» WRITTEN REQUEST
Tally the lines that hold the string "title", and reply with the count alone.

** begin SUPPLIED DATA **

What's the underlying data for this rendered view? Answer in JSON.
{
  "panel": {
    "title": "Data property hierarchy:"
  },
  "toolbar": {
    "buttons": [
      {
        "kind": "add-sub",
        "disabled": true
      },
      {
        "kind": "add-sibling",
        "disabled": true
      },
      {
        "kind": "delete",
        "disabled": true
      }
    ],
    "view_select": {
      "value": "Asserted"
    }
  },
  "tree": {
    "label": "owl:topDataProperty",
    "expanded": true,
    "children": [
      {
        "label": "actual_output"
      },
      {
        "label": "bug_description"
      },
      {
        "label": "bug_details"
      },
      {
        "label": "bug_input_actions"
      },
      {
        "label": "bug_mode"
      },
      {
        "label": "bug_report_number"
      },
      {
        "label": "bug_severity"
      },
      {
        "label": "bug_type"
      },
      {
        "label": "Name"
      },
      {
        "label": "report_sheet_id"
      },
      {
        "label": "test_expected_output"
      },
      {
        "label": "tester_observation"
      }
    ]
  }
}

** end SUPPLIED DATA **
** begin SUPPLIED DATA **

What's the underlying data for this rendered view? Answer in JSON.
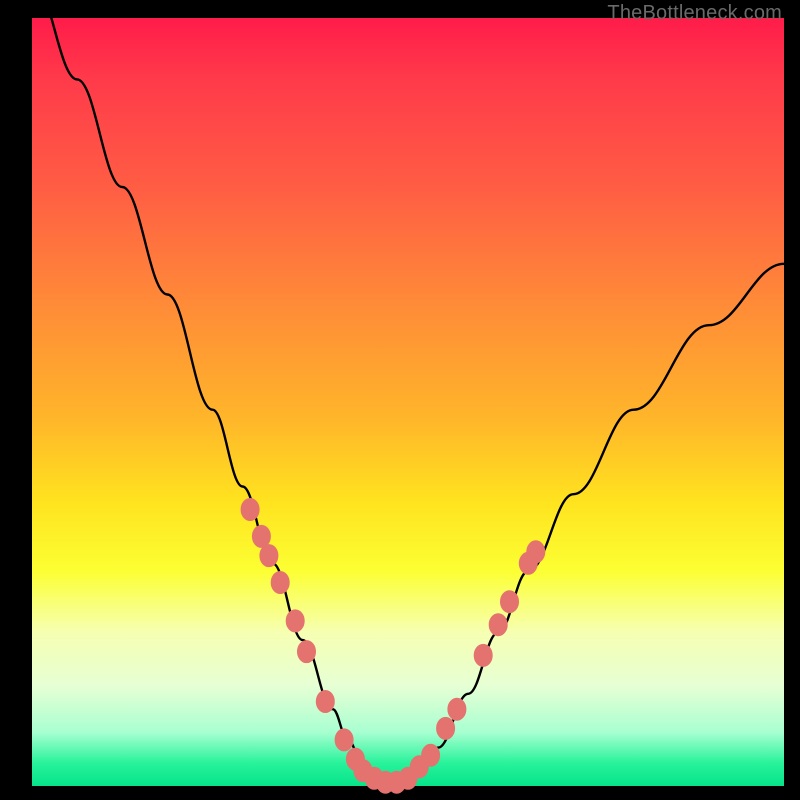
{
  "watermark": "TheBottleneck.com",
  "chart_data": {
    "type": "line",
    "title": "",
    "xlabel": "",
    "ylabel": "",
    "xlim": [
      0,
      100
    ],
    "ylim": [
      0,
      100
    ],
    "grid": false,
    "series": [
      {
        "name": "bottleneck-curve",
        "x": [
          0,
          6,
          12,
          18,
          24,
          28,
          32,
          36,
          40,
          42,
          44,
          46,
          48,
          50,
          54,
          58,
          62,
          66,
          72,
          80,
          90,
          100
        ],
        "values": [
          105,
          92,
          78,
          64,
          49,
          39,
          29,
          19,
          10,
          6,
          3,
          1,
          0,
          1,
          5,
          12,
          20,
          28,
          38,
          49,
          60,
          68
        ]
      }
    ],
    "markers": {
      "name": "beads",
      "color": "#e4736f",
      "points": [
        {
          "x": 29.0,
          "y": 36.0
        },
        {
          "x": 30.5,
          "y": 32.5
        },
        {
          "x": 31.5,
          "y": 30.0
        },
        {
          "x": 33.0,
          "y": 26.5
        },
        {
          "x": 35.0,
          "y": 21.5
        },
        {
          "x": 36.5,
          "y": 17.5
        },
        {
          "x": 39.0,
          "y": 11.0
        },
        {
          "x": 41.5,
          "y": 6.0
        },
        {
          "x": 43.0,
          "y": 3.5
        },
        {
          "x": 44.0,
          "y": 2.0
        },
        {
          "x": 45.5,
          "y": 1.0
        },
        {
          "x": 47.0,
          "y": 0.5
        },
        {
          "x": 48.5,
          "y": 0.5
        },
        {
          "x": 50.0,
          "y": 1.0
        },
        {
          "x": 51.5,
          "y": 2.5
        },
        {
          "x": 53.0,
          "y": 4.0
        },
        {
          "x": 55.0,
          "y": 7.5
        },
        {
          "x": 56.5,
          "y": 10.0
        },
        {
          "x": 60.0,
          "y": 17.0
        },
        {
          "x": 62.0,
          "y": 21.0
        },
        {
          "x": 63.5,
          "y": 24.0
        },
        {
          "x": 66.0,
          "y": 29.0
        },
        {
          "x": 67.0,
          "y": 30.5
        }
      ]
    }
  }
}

** end SUPPLIED DATA **

» EXPECTED ANSWER
2